_YOUR TASK_
Check every line of the entries below for the word "Continental", and copy the ones that have it.

_DATASET EXTRACT_

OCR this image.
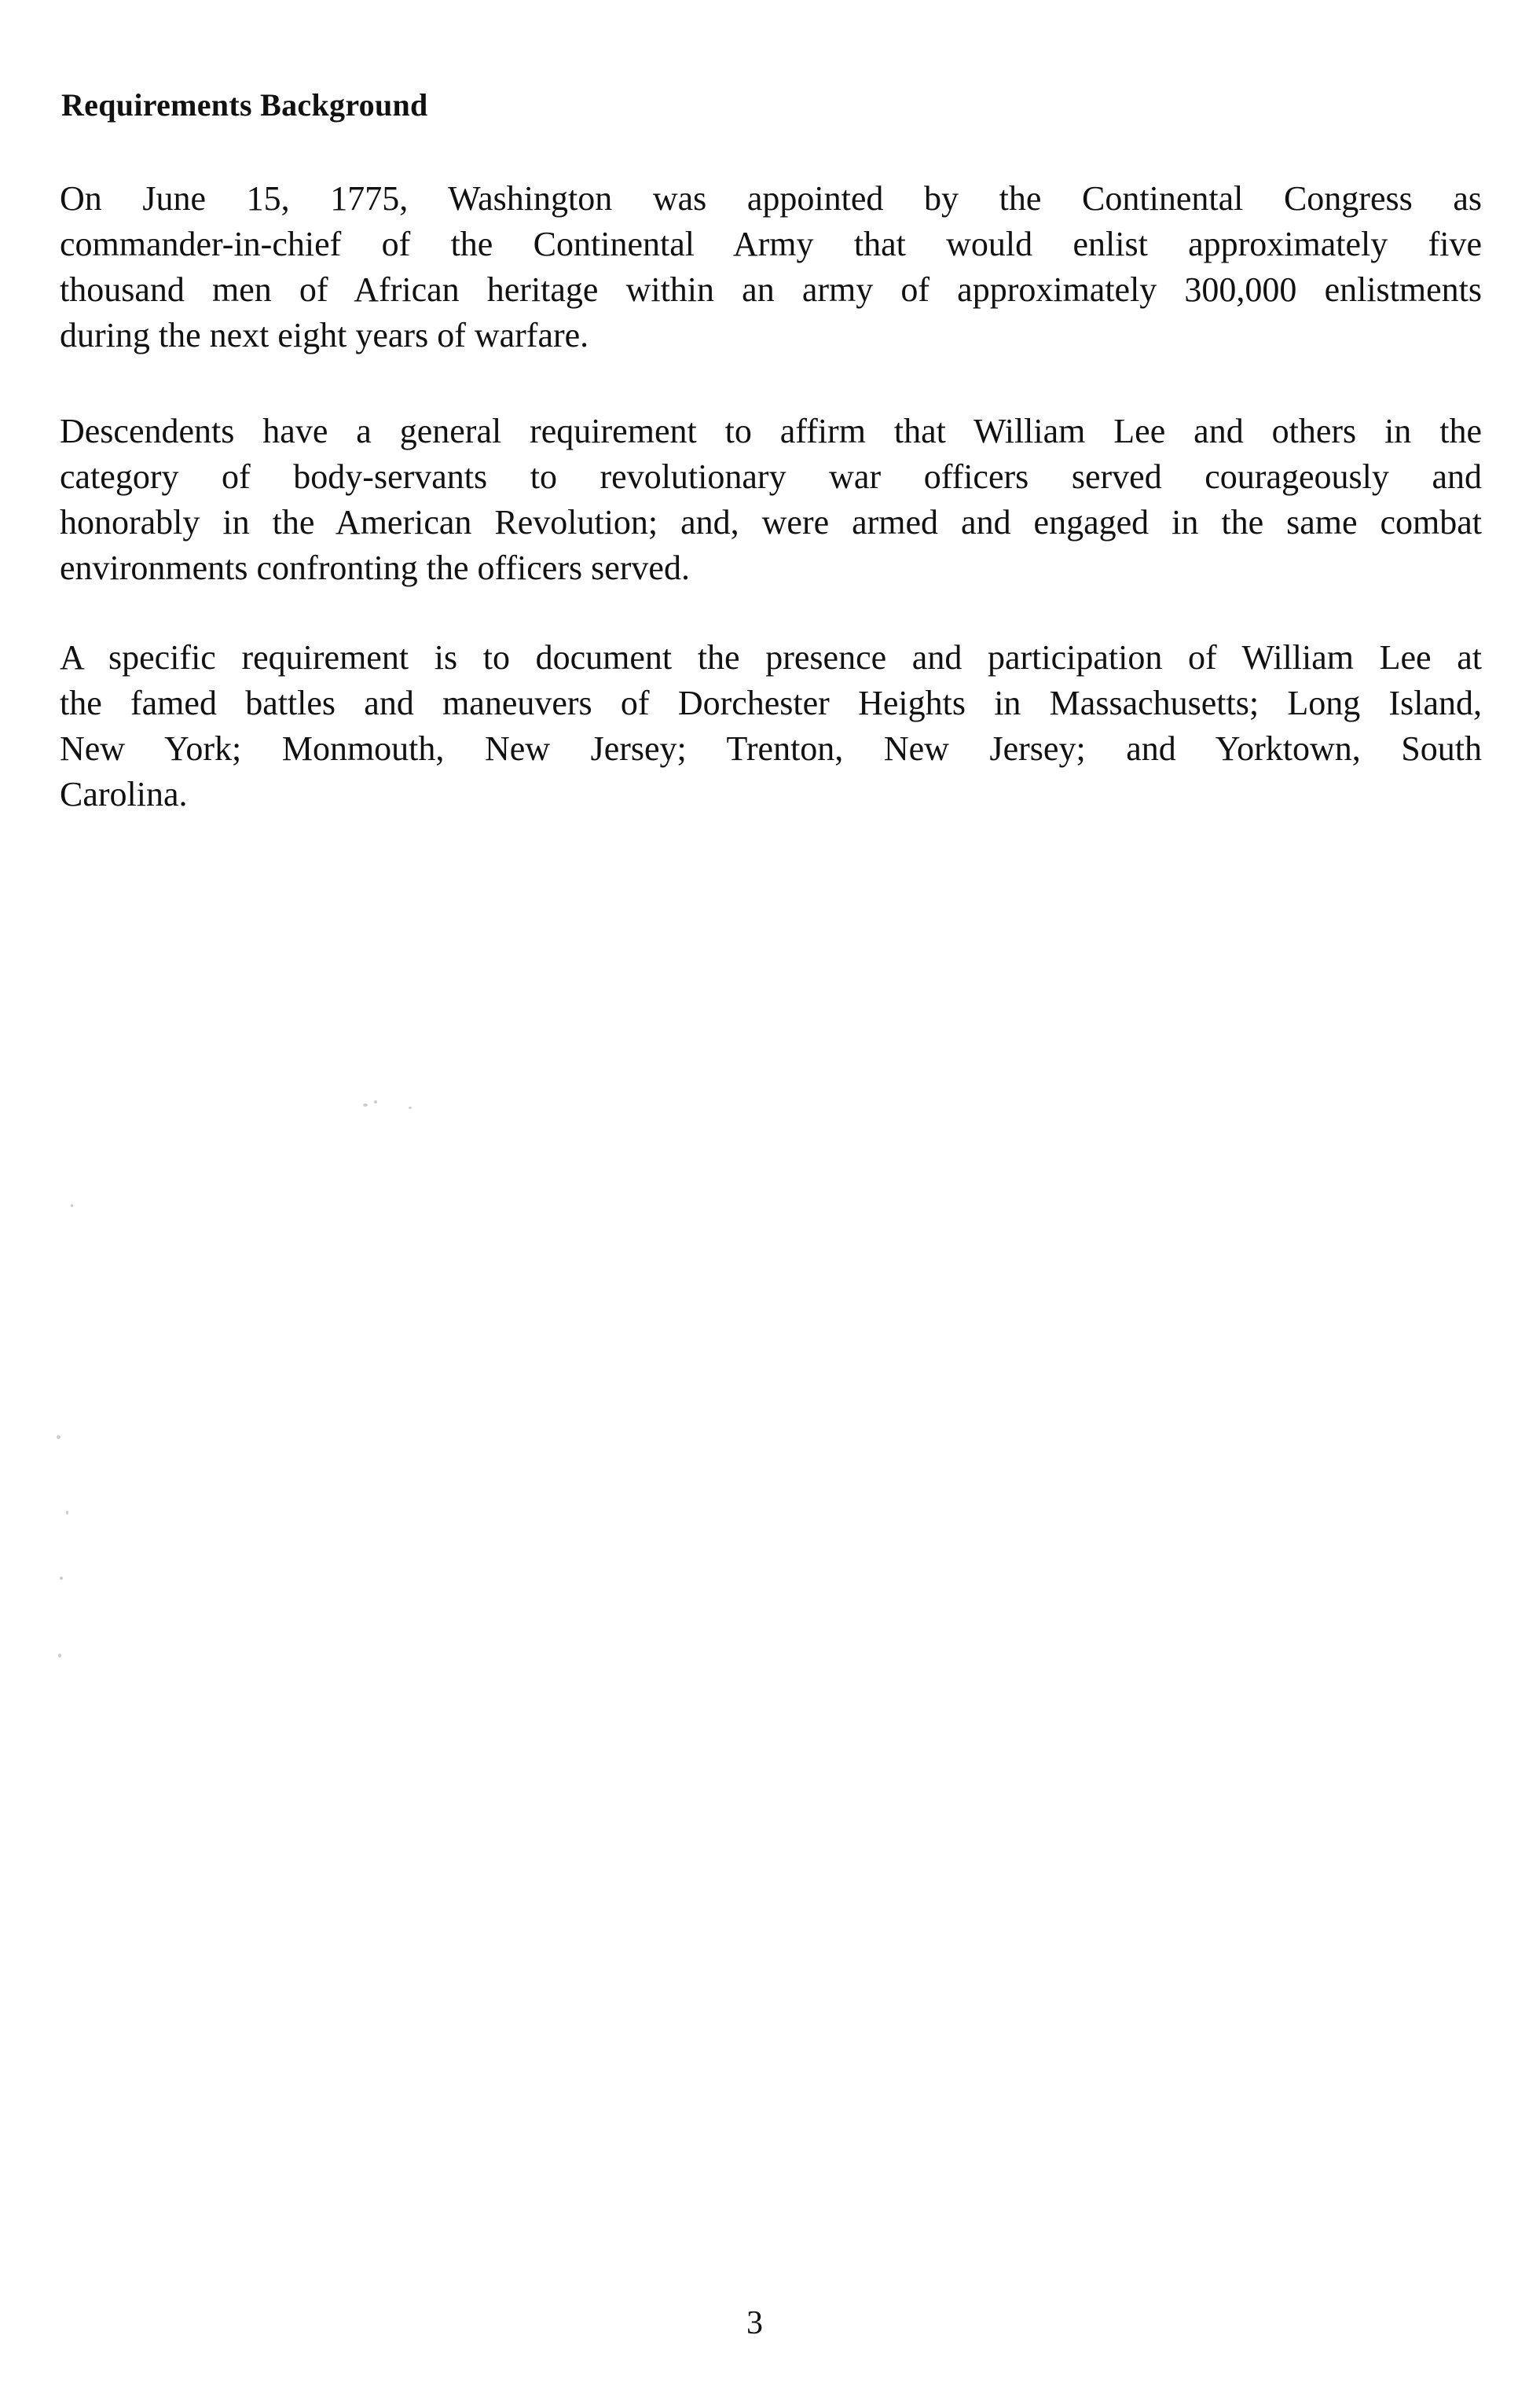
Requirements Background
On June 15, 1775, Washington was appointed by the Continental Congress as
commander-in-chief of the Continental Army that would enlist approximately five
thousand men of African heritage within an army of approximately 300,000 enlistments
during the next eight years of warfare.
Descendents have a general requirement to affirm that William Lee and others in the
category of body-servants to revolutionary war officers served courageously and
honorably in the American Revolution; and, were armed and engaged in the same combat
environments confronting the officers served.
A specific requirement is to document the presence and participation of William Lee at
the famed battles and maneuvers of Dorchester Heights in Massachusetts; Long Island,
New York; Monmouth, New Jersey; Trenton, New Jersey; and Yorktown, South
Carolina.
3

_ANSWER TO THIS EXERCISE_
On June 15, 1775, Washington was appointed by the Continental Congress as
commander-in-chief of the Continental Army that would enlist approximately five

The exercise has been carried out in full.